Dataset records:
'''
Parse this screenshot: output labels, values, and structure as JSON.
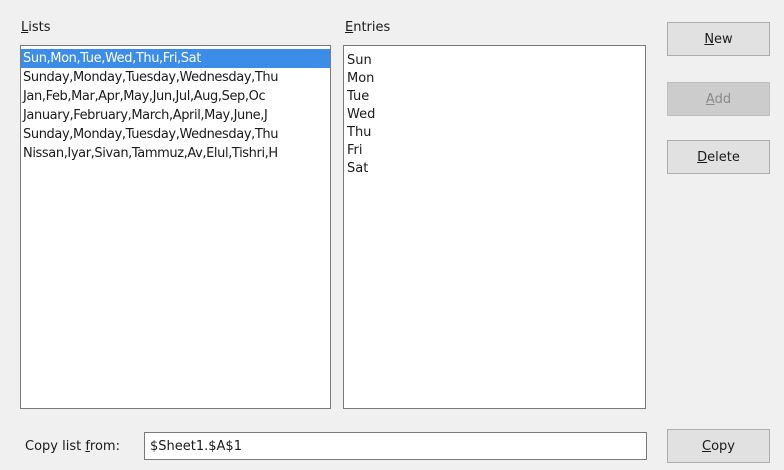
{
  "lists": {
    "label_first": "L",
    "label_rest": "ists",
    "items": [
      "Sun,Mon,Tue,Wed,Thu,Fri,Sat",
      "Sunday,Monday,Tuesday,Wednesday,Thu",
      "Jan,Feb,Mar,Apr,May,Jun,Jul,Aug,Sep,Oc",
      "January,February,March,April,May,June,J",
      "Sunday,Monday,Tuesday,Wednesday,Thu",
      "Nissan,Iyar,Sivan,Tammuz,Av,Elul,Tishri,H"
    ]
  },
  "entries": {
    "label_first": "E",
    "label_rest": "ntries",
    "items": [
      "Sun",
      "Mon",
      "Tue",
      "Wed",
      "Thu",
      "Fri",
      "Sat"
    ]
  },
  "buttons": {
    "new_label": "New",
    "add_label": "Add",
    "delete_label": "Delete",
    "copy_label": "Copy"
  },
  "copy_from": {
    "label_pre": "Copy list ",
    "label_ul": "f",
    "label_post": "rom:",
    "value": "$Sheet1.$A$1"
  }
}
'''
'''
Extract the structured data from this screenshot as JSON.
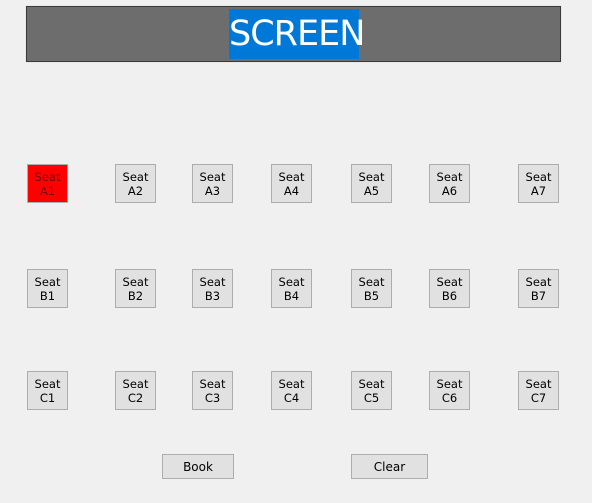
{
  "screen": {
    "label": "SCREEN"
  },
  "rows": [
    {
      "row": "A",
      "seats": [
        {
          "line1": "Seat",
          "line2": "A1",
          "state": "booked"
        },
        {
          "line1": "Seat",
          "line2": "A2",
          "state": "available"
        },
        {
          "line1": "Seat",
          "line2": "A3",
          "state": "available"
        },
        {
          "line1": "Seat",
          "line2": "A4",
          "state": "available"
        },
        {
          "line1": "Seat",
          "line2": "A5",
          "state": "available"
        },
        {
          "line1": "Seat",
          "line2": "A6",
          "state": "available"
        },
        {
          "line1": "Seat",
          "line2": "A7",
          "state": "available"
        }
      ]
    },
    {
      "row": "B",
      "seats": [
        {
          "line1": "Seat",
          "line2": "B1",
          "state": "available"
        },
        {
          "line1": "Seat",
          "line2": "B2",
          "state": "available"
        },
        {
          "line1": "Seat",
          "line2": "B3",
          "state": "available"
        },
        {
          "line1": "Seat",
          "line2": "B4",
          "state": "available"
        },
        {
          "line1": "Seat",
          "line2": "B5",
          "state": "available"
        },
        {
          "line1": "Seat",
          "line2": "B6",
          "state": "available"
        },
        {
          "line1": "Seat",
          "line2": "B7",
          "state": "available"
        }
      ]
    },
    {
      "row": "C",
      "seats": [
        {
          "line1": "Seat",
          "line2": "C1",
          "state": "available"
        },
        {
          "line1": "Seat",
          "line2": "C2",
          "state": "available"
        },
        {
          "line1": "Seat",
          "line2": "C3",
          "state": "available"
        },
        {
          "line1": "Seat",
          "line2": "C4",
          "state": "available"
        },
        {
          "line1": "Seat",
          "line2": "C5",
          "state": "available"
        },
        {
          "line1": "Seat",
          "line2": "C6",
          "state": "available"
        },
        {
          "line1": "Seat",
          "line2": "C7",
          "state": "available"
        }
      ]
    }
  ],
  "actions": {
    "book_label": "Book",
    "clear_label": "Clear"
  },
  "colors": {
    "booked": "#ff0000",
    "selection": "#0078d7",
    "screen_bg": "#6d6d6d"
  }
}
'''
'''
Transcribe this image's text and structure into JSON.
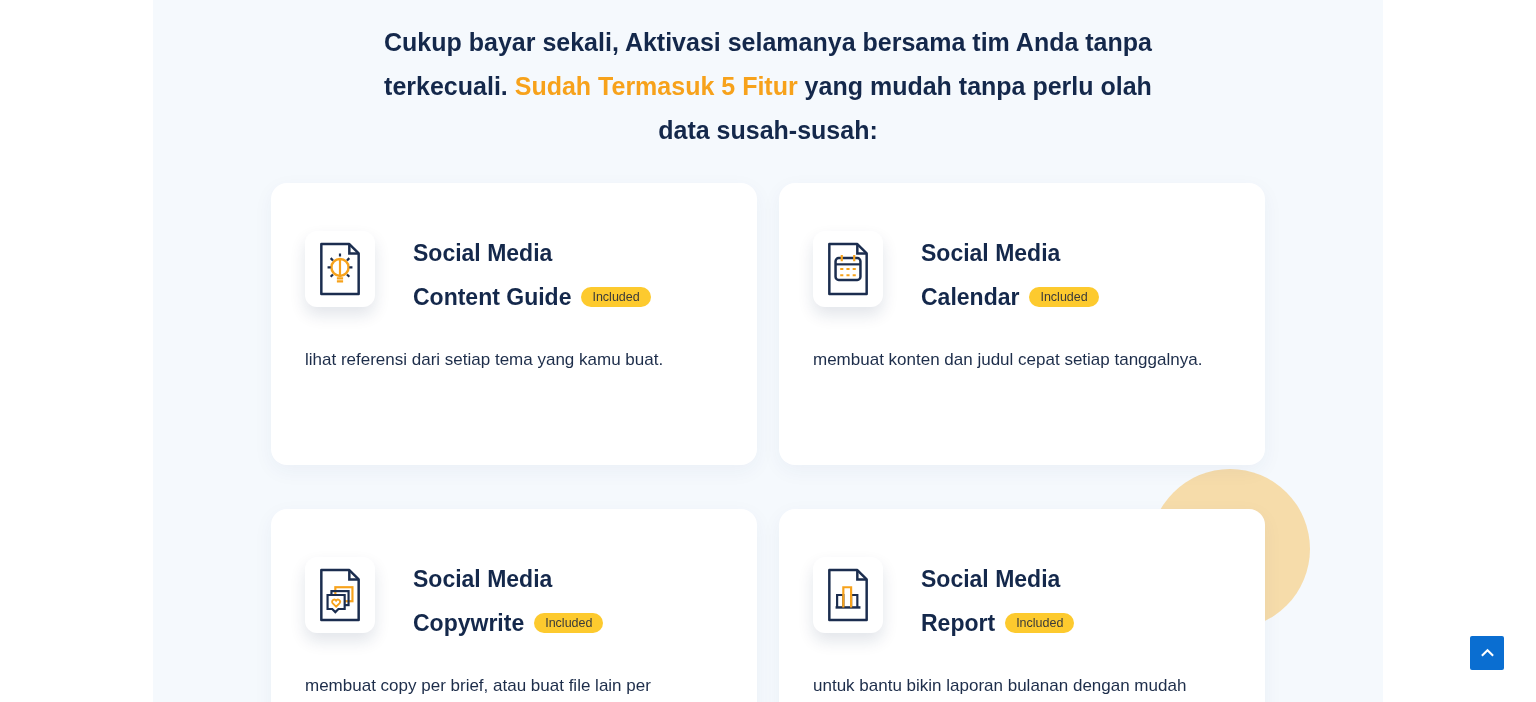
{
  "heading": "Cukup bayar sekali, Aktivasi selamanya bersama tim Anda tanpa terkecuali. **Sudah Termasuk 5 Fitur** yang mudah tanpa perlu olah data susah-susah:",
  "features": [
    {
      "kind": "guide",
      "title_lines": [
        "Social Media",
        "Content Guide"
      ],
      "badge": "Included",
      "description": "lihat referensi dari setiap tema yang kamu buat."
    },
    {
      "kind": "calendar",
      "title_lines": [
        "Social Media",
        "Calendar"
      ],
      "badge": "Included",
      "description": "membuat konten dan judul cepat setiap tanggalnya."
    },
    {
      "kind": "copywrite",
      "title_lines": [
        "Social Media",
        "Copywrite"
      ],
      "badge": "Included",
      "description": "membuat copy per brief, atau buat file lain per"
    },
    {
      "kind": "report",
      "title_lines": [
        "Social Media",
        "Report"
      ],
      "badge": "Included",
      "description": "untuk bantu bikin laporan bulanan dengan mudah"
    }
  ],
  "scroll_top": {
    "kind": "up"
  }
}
'''
▸ **Work to complete**: Identify each line holding the string "JSON", and copy it out.

▸ **Solved problem**:
Parse this screenshot: output labels, values, and structure as JSON.
Extract the structured data from this screenshot as JSON.
Transcribe this image's text and structure into JSON.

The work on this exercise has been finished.